* _Set task_:
Convert the lines starting at the beginning of the records and ending at the line that contains "- vertical-gap: [70, 590, 915, 970]" into a JSON list of strings, one string per line, with blank lines omitted.

Element boundary records:

_ _ _ _ _

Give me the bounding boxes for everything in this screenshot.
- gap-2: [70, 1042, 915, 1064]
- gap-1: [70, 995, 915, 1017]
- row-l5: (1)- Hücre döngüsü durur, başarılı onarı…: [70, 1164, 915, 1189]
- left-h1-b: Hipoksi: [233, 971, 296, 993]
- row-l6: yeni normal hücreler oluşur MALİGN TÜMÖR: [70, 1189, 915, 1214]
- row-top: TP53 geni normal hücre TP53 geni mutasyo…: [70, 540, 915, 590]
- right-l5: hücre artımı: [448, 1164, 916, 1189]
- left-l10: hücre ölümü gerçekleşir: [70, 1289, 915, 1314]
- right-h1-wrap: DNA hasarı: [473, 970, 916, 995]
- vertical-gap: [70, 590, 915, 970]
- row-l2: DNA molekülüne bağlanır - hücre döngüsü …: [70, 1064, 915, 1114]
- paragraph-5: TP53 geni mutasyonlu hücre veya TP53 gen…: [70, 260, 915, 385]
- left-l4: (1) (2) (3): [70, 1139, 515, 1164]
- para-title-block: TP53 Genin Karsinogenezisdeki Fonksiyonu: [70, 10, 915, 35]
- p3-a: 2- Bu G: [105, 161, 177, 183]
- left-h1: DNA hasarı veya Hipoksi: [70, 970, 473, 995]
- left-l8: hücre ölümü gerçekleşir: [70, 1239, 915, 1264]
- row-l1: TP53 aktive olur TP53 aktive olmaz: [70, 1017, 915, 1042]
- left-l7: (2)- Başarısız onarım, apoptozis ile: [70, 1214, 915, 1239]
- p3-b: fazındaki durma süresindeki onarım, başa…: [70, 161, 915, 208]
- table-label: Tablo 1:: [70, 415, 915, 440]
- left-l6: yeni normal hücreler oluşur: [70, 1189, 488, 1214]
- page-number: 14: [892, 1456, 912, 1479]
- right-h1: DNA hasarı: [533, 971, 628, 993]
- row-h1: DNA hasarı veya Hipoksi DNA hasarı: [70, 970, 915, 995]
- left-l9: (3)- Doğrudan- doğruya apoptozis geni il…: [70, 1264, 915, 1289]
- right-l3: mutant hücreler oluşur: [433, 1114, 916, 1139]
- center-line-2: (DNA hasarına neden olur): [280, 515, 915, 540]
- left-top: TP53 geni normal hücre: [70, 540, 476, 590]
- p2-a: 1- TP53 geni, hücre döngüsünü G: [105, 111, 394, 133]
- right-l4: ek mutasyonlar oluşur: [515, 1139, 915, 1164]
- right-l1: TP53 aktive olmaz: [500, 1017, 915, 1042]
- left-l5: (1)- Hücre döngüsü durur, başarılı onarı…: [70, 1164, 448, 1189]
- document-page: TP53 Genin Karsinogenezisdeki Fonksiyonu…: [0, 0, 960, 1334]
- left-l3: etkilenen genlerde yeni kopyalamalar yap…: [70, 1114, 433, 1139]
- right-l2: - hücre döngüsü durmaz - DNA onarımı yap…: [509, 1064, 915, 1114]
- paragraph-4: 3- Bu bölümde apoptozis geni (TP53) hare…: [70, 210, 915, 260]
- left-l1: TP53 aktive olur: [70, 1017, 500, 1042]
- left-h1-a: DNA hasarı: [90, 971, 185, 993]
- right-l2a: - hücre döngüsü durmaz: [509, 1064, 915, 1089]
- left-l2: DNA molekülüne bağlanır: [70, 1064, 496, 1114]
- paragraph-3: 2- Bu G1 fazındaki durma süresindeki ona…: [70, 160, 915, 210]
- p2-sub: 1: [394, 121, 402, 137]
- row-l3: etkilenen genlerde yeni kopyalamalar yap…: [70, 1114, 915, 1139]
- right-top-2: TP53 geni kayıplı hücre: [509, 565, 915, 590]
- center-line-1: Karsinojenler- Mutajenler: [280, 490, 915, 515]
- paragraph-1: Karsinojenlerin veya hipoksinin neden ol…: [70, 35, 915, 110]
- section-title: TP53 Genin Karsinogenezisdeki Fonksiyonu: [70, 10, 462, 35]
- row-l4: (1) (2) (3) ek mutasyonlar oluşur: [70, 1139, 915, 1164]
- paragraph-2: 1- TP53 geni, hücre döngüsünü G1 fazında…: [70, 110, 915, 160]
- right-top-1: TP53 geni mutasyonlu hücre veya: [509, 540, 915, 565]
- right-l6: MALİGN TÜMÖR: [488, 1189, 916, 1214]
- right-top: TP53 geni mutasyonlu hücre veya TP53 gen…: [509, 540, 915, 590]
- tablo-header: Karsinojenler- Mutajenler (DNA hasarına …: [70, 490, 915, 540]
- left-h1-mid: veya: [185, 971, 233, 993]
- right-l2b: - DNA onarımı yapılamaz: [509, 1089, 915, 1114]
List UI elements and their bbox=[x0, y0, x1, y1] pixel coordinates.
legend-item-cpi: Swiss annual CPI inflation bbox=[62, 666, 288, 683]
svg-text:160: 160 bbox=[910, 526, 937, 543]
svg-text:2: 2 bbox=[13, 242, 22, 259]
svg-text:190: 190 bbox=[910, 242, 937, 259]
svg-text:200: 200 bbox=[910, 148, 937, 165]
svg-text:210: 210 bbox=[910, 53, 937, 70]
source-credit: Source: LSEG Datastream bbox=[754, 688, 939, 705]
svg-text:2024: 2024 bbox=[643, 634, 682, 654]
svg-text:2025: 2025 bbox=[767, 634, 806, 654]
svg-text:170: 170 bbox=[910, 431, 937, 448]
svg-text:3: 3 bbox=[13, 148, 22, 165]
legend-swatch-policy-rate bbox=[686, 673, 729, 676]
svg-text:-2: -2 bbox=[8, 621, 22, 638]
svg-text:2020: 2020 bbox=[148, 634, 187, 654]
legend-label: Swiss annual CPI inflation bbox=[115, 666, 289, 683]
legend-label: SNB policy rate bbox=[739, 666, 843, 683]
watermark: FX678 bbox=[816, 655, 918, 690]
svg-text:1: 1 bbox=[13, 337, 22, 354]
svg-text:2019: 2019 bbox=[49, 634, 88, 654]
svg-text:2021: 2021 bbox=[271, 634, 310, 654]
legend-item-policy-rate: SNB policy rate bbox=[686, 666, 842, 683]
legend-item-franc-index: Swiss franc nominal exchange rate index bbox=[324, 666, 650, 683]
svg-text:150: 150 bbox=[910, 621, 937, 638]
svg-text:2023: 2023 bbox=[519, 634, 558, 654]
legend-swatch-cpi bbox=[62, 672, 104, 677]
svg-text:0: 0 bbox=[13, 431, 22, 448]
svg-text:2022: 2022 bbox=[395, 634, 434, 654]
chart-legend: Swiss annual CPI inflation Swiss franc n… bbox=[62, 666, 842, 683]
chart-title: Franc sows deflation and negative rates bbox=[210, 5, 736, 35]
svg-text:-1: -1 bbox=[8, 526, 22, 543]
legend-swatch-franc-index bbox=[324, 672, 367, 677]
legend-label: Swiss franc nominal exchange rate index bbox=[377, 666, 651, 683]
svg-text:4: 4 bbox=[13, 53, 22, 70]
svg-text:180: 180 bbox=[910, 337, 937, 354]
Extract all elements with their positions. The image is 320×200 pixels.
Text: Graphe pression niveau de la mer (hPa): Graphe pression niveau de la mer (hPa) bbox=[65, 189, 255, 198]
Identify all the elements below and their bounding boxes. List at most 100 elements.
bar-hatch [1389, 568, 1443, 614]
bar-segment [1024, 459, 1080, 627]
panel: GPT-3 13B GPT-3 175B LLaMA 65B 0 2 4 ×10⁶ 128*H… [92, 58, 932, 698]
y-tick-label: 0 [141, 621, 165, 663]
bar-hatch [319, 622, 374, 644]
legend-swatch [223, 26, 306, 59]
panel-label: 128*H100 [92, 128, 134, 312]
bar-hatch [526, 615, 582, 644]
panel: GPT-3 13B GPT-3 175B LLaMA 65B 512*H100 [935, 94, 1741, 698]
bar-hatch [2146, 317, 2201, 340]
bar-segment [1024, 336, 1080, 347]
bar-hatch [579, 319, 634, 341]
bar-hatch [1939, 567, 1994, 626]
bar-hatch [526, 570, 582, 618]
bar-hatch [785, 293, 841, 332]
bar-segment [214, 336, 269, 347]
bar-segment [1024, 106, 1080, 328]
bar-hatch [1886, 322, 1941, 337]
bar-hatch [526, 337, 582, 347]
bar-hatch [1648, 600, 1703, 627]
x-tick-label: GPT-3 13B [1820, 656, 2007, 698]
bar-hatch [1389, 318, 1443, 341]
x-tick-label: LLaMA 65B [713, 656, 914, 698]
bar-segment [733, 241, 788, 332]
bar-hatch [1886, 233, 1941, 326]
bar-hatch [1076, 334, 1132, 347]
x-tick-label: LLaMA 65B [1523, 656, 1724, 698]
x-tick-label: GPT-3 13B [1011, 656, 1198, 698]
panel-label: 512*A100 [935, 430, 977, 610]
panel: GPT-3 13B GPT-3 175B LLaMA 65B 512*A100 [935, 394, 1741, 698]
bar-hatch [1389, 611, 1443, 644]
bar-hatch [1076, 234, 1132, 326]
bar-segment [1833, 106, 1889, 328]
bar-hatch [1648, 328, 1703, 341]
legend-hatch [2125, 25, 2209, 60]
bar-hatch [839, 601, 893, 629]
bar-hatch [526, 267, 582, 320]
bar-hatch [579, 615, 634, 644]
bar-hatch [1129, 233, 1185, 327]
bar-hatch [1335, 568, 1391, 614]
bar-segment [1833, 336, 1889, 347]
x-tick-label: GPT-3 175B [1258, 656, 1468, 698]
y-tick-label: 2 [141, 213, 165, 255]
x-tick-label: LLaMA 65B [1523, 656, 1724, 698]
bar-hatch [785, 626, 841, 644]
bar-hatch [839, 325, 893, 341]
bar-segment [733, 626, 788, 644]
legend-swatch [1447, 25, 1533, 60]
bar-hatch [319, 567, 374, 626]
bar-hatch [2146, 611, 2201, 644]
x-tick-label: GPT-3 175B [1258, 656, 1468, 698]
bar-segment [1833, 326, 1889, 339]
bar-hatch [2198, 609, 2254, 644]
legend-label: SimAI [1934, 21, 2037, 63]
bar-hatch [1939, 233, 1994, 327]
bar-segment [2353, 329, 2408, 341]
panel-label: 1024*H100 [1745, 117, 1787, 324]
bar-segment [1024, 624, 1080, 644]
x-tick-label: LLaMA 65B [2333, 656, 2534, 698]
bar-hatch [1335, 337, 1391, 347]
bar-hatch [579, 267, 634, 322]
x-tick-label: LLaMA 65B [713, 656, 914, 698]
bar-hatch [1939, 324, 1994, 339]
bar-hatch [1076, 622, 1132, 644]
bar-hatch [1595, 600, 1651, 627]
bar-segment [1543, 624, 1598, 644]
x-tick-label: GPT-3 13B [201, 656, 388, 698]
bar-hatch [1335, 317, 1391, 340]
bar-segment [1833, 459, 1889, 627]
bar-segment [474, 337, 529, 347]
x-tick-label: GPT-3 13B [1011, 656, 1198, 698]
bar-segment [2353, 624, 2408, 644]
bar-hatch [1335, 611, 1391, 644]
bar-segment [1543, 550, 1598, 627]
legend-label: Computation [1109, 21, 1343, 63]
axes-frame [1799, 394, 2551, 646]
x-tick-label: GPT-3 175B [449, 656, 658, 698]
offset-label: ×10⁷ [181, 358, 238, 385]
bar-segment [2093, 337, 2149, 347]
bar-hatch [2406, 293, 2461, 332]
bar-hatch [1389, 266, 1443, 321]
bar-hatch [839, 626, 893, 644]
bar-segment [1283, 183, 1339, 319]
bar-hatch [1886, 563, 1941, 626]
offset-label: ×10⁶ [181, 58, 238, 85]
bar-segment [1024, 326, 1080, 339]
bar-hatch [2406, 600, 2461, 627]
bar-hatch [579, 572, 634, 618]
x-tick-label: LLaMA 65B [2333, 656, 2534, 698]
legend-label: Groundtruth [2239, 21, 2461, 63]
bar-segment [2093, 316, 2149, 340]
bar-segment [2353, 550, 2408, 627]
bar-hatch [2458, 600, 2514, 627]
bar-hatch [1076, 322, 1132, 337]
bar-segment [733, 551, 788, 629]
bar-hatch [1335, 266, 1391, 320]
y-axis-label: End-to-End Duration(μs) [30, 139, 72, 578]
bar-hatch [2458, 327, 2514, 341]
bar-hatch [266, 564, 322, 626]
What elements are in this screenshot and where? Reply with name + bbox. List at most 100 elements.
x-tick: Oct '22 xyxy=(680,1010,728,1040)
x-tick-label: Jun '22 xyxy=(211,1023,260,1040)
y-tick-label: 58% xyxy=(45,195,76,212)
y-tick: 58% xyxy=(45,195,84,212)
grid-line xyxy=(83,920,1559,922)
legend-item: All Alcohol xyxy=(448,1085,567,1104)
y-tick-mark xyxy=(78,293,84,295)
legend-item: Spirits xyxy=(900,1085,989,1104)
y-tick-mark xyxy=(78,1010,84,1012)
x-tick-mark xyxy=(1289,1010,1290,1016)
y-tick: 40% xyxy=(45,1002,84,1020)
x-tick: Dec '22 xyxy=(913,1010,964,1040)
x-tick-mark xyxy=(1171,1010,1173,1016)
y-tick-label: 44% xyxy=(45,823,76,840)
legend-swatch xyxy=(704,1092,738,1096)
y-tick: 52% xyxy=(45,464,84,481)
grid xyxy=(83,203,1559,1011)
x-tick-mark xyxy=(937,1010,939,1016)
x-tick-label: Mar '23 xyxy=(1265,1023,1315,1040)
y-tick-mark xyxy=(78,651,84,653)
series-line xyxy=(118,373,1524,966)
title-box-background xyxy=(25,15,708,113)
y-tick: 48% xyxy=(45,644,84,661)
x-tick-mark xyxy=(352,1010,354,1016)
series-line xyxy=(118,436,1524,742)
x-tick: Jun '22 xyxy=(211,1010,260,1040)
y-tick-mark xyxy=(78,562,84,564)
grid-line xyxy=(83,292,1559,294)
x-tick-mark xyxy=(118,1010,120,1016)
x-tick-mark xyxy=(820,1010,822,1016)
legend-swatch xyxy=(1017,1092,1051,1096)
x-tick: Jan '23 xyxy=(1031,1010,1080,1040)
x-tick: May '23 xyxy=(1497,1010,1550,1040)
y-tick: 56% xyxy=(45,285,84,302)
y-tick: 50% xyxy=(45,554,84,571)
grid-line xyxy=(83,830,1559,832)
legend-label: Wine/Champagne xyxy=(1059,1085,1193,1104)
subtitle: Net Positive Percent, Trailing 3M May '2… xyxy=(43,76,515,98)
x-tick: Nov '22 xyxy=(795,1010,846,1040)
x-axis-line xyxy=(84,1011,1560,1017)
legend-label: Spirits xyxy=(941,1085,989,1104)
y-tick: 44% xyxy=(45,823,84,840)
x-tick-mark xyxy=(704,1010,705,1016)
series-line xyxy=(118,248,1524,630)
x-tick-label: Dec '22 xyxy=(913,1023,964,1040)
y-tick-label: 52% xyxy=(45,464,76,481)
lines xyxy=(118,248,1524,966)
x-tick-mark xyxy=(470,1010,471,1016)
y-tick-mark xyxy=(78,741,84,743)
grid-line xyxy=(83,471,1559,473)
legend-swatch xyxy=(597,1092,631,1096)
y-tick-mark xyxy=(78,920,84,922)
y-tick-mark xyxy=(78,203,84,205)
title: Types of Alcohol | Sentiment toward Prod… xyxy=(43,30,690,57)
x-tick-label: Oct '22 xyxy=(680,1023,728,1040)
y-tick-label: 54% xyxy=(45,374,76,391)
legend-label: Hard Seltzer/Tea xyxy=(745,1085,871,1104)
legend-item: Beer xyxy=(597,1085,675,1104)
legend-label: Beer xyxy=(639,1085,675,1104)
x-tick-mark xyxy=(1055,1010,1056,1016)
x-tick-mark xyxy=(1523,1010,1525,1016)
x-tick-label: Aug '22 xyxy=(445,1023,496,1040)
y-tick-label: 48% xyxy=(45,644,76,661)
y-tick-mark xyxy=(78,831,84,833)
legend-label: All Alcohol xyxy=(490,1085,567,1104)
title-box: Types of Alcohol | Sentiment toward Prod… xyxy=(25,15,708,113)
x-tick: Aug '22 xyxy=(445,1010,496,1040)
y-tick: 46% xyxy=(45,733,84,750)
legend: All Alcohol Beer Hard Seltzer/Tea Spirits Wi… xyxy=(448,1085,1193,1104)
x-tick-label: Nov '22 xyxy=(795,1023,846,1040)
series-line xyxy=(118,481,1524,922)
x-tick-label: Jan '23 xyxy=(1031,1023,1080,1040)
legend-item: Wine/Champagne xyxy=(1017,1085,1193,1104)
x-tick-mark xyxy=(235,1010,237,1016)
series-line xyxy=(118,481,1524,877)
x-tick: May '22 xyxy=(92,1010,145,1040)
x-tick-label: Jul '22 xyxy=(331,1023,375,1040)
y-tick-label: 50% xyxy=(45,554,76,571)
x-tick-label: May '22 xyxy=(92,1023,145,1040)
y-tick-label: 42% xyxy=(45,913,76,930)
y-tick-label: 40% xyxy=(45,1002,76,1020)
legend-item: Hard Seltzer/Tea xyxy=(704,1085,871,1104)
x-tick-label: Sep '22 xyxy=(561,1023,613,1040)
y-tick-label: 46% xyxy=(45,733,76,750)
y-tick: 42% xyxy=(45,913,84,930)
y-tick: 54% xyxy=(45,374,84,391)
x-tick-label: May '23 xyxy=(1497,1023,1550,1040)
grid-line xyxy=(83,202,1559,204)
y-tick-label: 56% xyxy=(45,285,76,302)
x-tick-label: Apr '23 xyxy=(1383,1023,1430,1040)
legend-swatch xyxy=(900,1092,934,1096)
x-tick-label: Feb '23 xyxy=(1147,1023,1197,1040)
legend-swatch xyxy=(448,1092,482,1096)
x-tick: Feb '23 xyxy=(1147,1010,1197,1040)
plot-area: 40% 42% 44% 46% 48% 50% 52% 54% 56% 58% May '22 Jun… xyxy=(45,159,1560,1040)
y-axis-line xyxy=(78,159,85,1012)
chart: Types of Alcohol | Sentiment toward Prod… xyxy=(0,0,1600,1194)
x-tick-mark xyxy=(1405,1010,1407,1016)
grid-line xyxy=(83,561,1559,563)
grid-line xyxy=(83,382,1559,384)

_ _ _ _ _

* _Answer_:
[
  "Give me the bounding boxes for everything in this screenshot.",
  "- gap-2: [70, 1042, 915, 1064]",
  "- gap-1: [70, 995, 915, 1017]",
  "- row-l5: (1)- Hücre döngüsü durur, başarılı onarı…: [70, 1164, 915, 1189]",
  "- left-h1-b: Hipoksi: [233, 971, 296, 993]",
  "- row-l6: yeni normal hücreler oluşur MALİGN TÜMÖR: [70, 1189, 915, 1214]",
  "- row-top: TP53 geni normal hücre TP53 geni mutasyo…: [70, 540, 915, 590]",
  "- right-l5: hücre artımı: [448, 1164, 916, 1189]",
  "- left-l10: hücre ölümü gerçekleşir: [70, 1289, 915, 1314]",
  "- right-h1-wrap: DNA hasarı: [473, 970, 916, 995]",
  "- vertical-gap: [70, 590, 915, 970]"
]